* **PROBLEM**
Return the entries below verbatim. Pictures stay out.

......

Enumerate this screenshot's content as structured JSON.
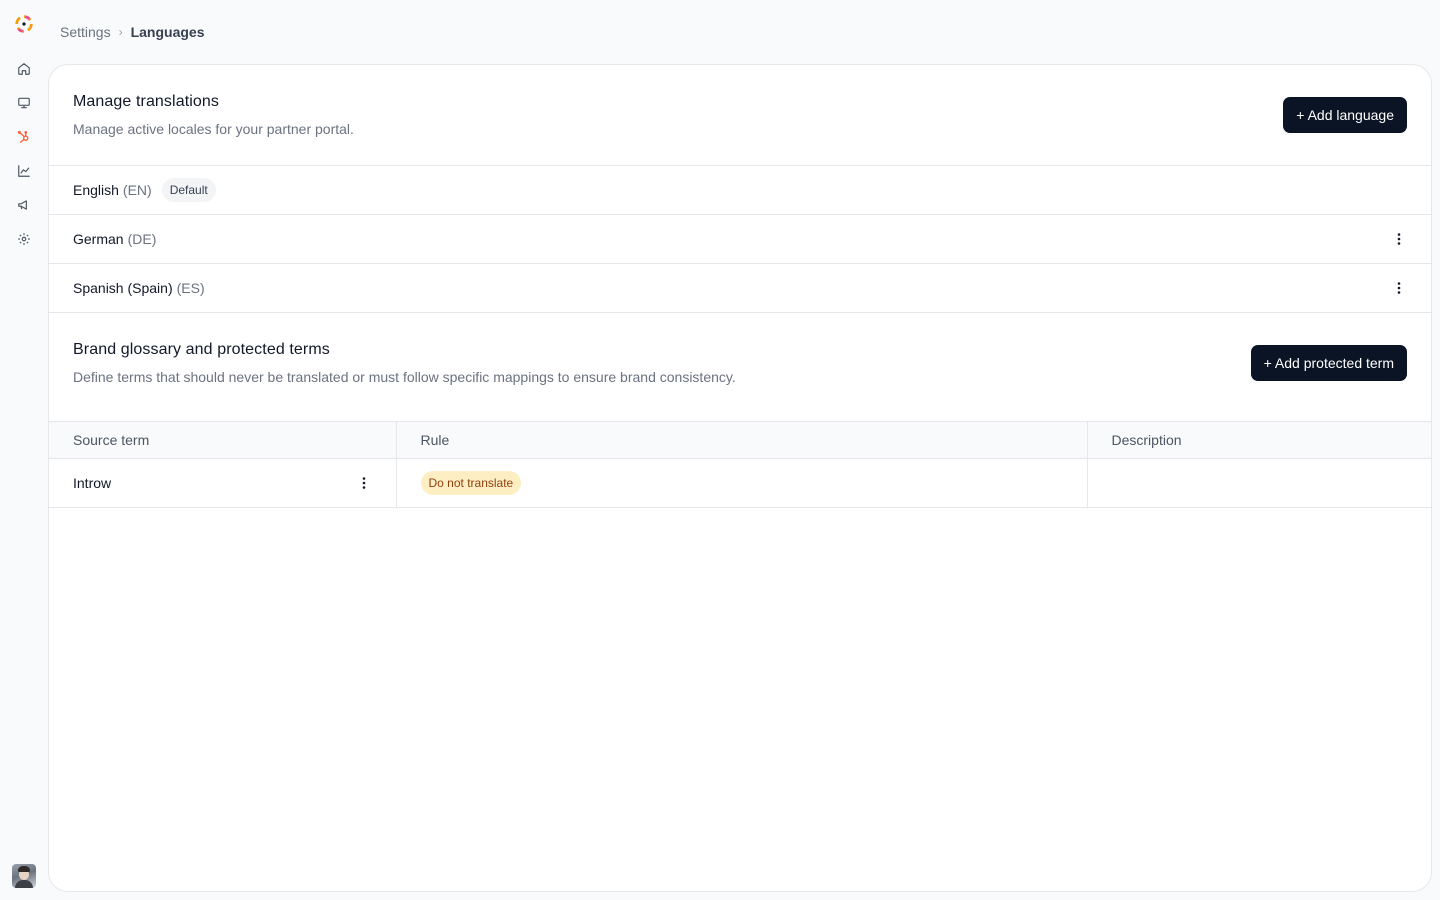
{
  "breadcrumb": {
    "parent": "Settings",
    "separator": "›",
    "current": "Languages"
  },
  "sidebar": {
    "items": [
      {
        "name": "home",
        "icon": "home-icon"
      },
      {
        "name": "monitor",
        "icon": "monitor-icon"
      },
      {
        "name": "hubspot",
        "icon": "hubspot-icon",
        "color": "#ff5c35"
      },
      {
        "name": "analytics",
        "icon": "chart-line-icon"
      },
      {
        "name": "campaigns",
        "icon": "megaphone-icon"
      },
      {
        "name": "settings",
        "icon": "gear-icon"
      }
    ]
  },
  "translations": {
    "title": "Manage translations",
    "subtitle": "Manage active locales for your partner portal.",
    "add_button": "+ Add language",
    "languages": [
      {
        "name": "English",
        "code": "(EN)",
        "badge": "Default"
      },
      {
        "name": "German",
        "code": "(DE)"
      },
      {
        "name": "Spanish (Spain)",
        "code": "(ES)"
      }
    ]
  },
  "glossary": {
    "title": "Brand glossary and protected terms",
    "subtitle": "Define terms that should never be translated or must follow specific mappings to ensure brand consistency.",
    "add_button": "+ Add protected term",
    "columns": [
      "Source term",
      "Rule",
      "Description"
    ],
    "rows": [
      {
        "source_term": "Introw",
        "rule": "Do not translate",
        "description": ""
      }
    ]
  },
  "colors": {
    "button_bg": "#0b1424",
    "rule_badge_bg": "#fdefc3",
    "rule_badge_text": "#92400e"
  }
}
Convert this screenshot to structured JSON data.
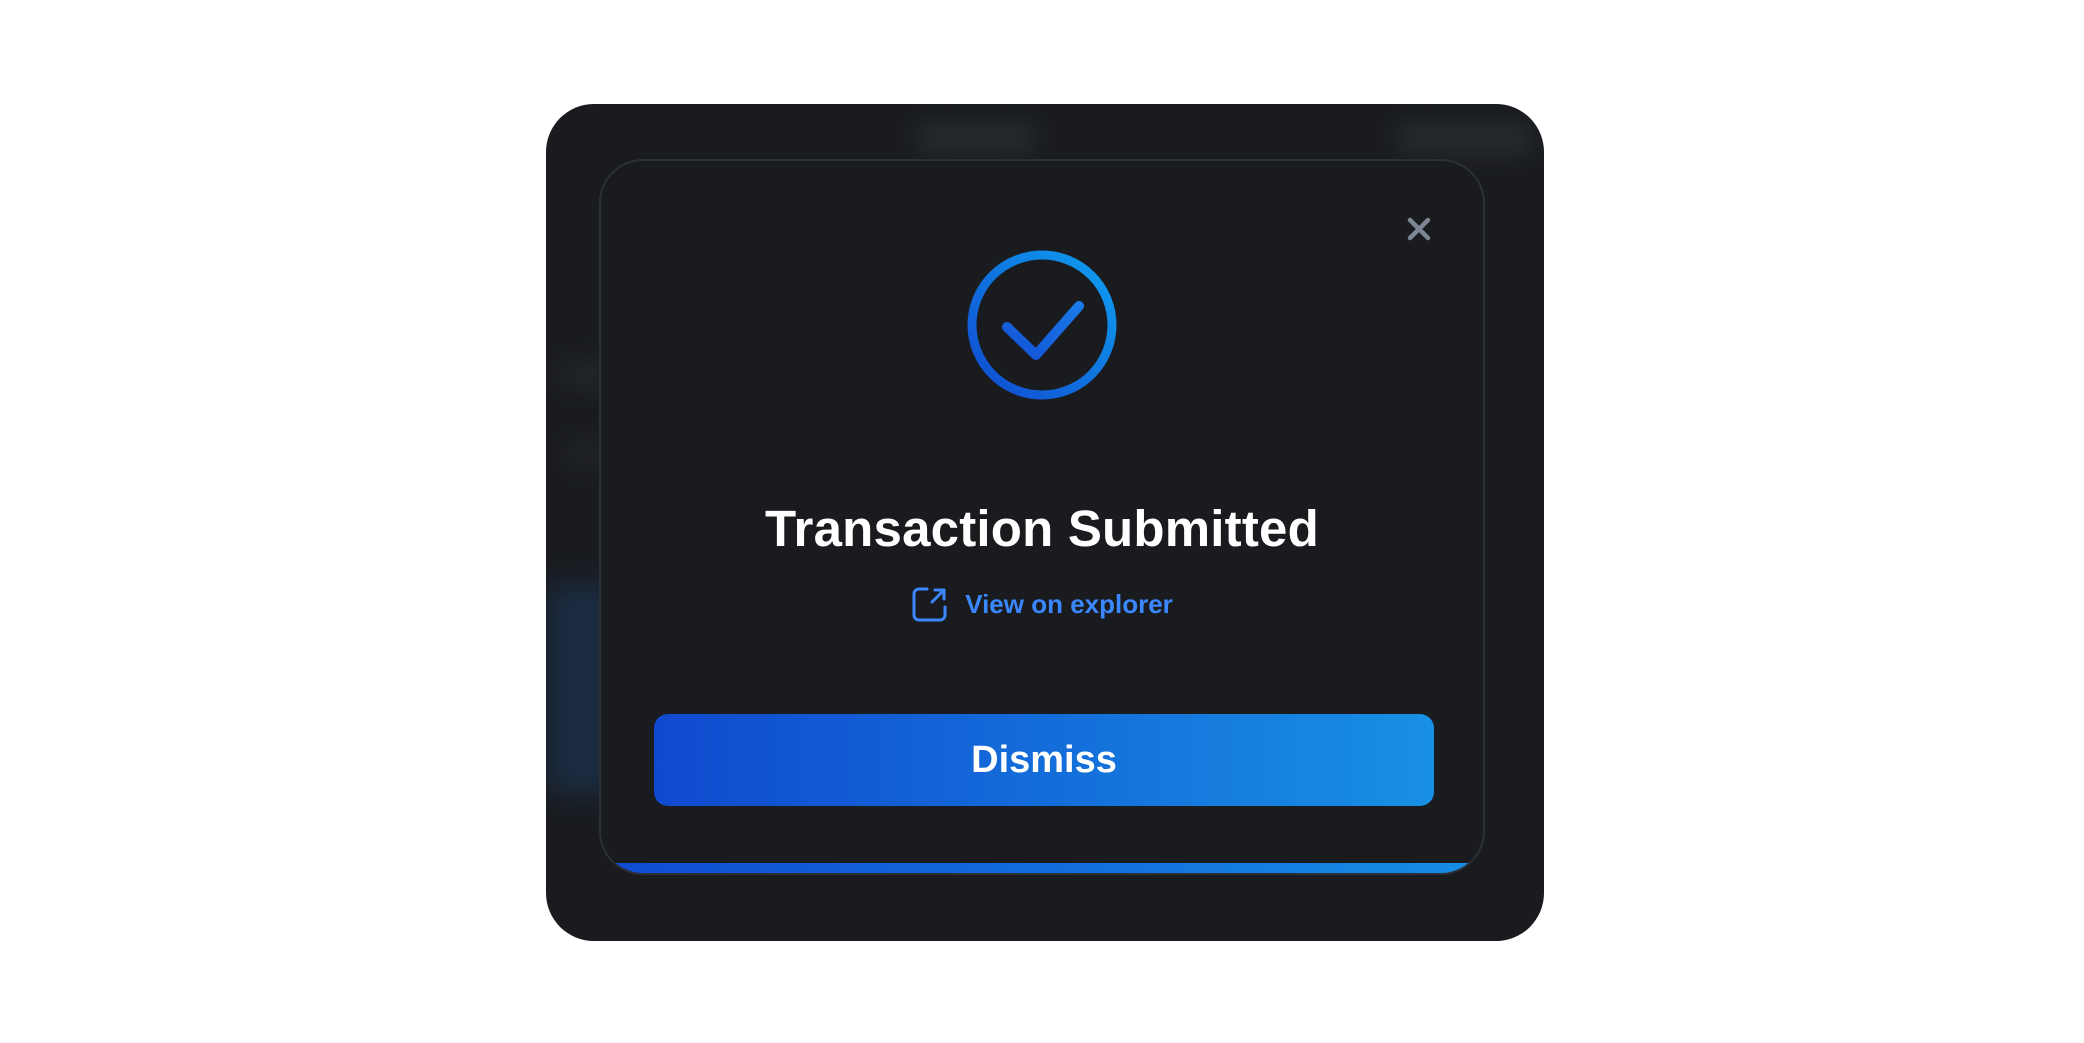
{
  "modal": {
    "title": "Transaction Submitted",
    "explorer_link_label": "View on explorer",
    "dismiss_label": "Dismiss",
    "close_icon": "close-icon",
    "success_icon": "check-circle-icon",
    "link_icon": "external-link-icon"
  },
  "colors": {
    "frame_background": "#191b1f",
    "accent_blue": "#3a87ff",
    "gradient_start": "#1049cf",
    "gradient_end": "#1890e4",
    "close_icon": "#7c8594"
  }
}
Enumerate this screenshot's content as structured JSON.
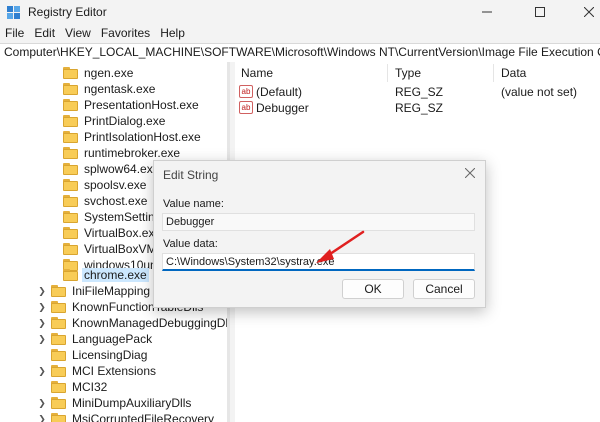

......

* **THE SOLUTION**
Enumerate this screenshot's content as structured JSON.
{
  "breadcrumb": {
    "parent": "Settings",
    "separator": "›",
    "current": "Languages"
  },
  "sidebar": {
    "items": [
      {
        "name": "home",
        "icon": "home-icon"
      },
      {
        "name": "monitor",
        "icon": "monitor-icon"
      },
      {
        "name": "hubspot",
        "icon": "hubspot-icon",
        "color": "#ff5c35"
      },
      {
        "name": "analytics",
        "icon": "chart-line-icon"
      },
      {
        "name": "campaigns",
        "icon": "megaphone-icon"
      },
      {
        "name": "settings",
        "icon": "gear-icon"
      }
    ]
  },
  "translations": {
    "title": "Manage translations",
    "subtitle": "Manage active locales for your partner portal.",
    "add_button": "+ Add language",
    "languages": [
      {
        "name": "English",
        "code": "(EN)",
        "badge": "Default"
      },
      {
        "name": "German",
        "code": "(DE)"
      },
      {
        "name": "Spanish (Spain)",
        "code": "(ES)"
      }
    ]
  },
  "glossary": {
    "title": "Brand glossary and protected terms",
    "subtitle": "Define terms that should never be translated or must follow specific mappings to ensure brand consistency.",
    "add_button": "+ Add protected term",
    "columns": [
      "Source term",
      "Rule",
      "Description"
    ],
    "rows": [
      {
        "source_term": "Introw",
        "rule": "Do not translate",
        "description": ""
      }
    ]
  },
  "colors": {
    "button_bg": "#0b1424",
    "rule_badge_bg": "#fdefc3",
    "rule_badge_text": "#92400e"
  }
}
Convert this screenshot to structured JSON data.
{
  "modal": {
    "title": "Transaction Submitted",
    "explorer_link_label": "View on explorer",
    "dismiss_label": "Dismiss",
    "close_icon": "close-icon",
    "success_icon": "check-circle-icon",
    "link_icon": "external-link-icon"
  },
  "colors": {
    "frame_background": "#191b1f",
    "accent_blue": "#3a87ff",
    "gradient_start": "#1049cf",
    "gradient_end": "#1890e4",
    "close_icon": "#7c8594"
  }
}
Enumerate this screenshot's content as structured JSON.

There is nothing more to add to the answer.